» **Problem to solve**: Reproduce each line from the records that holds "области".

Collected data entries
◆ ◆ ◆ ◆
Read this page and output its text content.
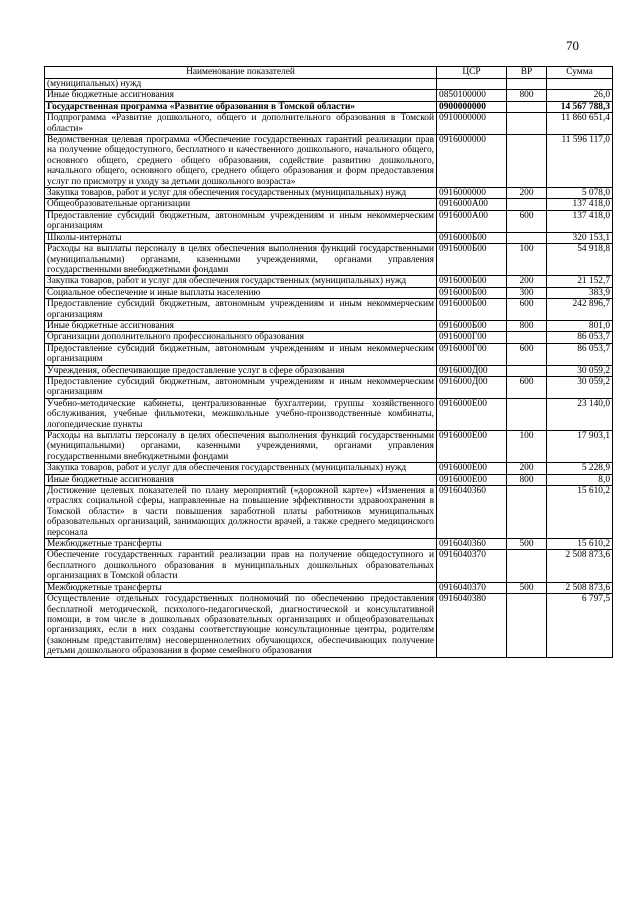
70
Наименование показателей	ЦСР	ВР	Сумма
(муниципальных) нужд			
Иные бюджетные ассигнования	0850100000	800	26,0
Государственная программа «Развитие образования в Томской области»	0900000000		14 567 788,3
Подпрограмма «Развитие дошкольного, общего и дополнительного образования в Томской области»	0910000000		11 860 651,4
Ведомственная целевая программа «Обеспечение государственных гарантий реализации прав на получение общедоступного, бесплатного и качественного дошкольного, начального общего, основного общего, среднего общего образования, содействие развитию дошкольного, начального общего, основного общего, среднего общего образования и форм предоставления услуг по присмотру и уходу за детьми дошкольного возраста»	0916000000		11 596 117,0
Закупка товаров, работ и услуг для обеспечения государственных (муниципальных) нужд	0916000000	200	5 078,0
Общеобразовательные организации	0916000А00		137 418,0
Предоставление субсидий бюджетным, автономным учреждениям и иным некоммерческим организациям	0916000А00	600	137 418,0
Школы-интернаты	0916000Б00		320 153,1
Расходы на выплаты персоналу в целях обеспечения выполнения функций государственными (муниципальными) органами, казенными учреждениями, органами управления государственными внебюджетными фондами	0916000Б00	100	54 918,8
Закупка товаров, работ и услуг для обеспечения государственных (муниципальных) нужд	0916000Б00	200	21 152,7
Социальное обеспечение и иные выплаты населению	0916000Б00	300	383,9
Предоставление субсидий бюджетным, автономным учреждениям и иным некоммерческим организациям	0916000Б00	600	242 896,7
Иные бюджетные ассигнования	0916000Б00	800	801,0
Организации дополнительного профессионального образования	0916000Г00		86 053,7
Предоставление субсидий бюджетным, автономным учреждениям и иным некоммерческим организациям	0916000Г00	600	86 053,7
Учреждения, обеспечивающие предоставление услуг в сфере образования	0916000Д00		30 059,2
Предоставление субсидий бюджетным, автономным учреждениям и иным некоммерческим организациям	0916000Д00	600	30 059,2
Учебно-методические кабинеты, централизованные бухгалтерии, группы хозяйственного обслуживания, учебные фильмотеки, межшкольные учебно-производственные комбинаты, логопедические пункты	0916000Е00		23 140,0
Расходы на выплаты персоналу в целях обеспечения выполнения функций государственными (муниципальными) органами, казенными учреждениями, органами управления государственными внебюджетными фондами	0916000Е00	100	17 903,1
Закупка товаров, работ и услуг для обеспечения государственных (муниципальных) нужд	0916000Е00	200	5 228,9
Иные бюджетные ассигнования	0916000Е00	800	8,0
Достижение целевых показателей по плану мероприятий («дорожной карте») «Изменения в отраслях социальной сферы, направленные на повышение эффективности здравоохранения в Томской области» в части повышения заработной платы работников муниципальных образовательных организаций, занимающих должности врачей, а также среднего медицинского персонала	0916040360		15 610,2
Межбюджетные трансферты	0916040360	500	15 610,2
Обеспечение государственных гарантий реализации прав на получение общедоступного и бесплатного дошкольного образования в муниципальных дошкольных образовательных организациях в Томской области	0916040370		2 508 873,6
Межбюджетные трансферты	0916040370	500	2 508 873,6
Осуществление отдельных государственных полномочий по обеспечению предоставления бесплатной методической, психолого-педагогической, диагностической и консультативной помощи, в том числе в дошкольных образовательных организациях и общеобразовательных организациях, если в них созданы соответствующие консультационные центры, родителям (законным представителям) несовершеннолетних обучающихся, обеспечивающих получение детьми дошкольного образования в форме семейного образования	0916040380		6 797,5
◆ ◆ ◆ ◆
» **Exercise result**:
Государственная программа «Развитие образования в Томской области»	0900000000		14 567 788,3
Подпрограмма «Развитие дошкольного, общего и дополнительного образования в Томской области»	0910000000		11 860 651,4
Достижение целевых показателей по плану мероприятий («дорожной карте») «Изменения в отраслях социальной сферы, направленные на повышение эффективности здравоохранения в Томской области» в части повышения заработной платы работников муниципальных образовательных организаций, занимающих должности врачей, а также среднего медицинского персонала	0916040360		15 610,2
Обеспечение государственных гарантий реализации прав на получение общедоступного и бесплатного дошкольного образования в муниципальных дошкольных образовательных организациях в Томской области	0916040370		2 508 873,6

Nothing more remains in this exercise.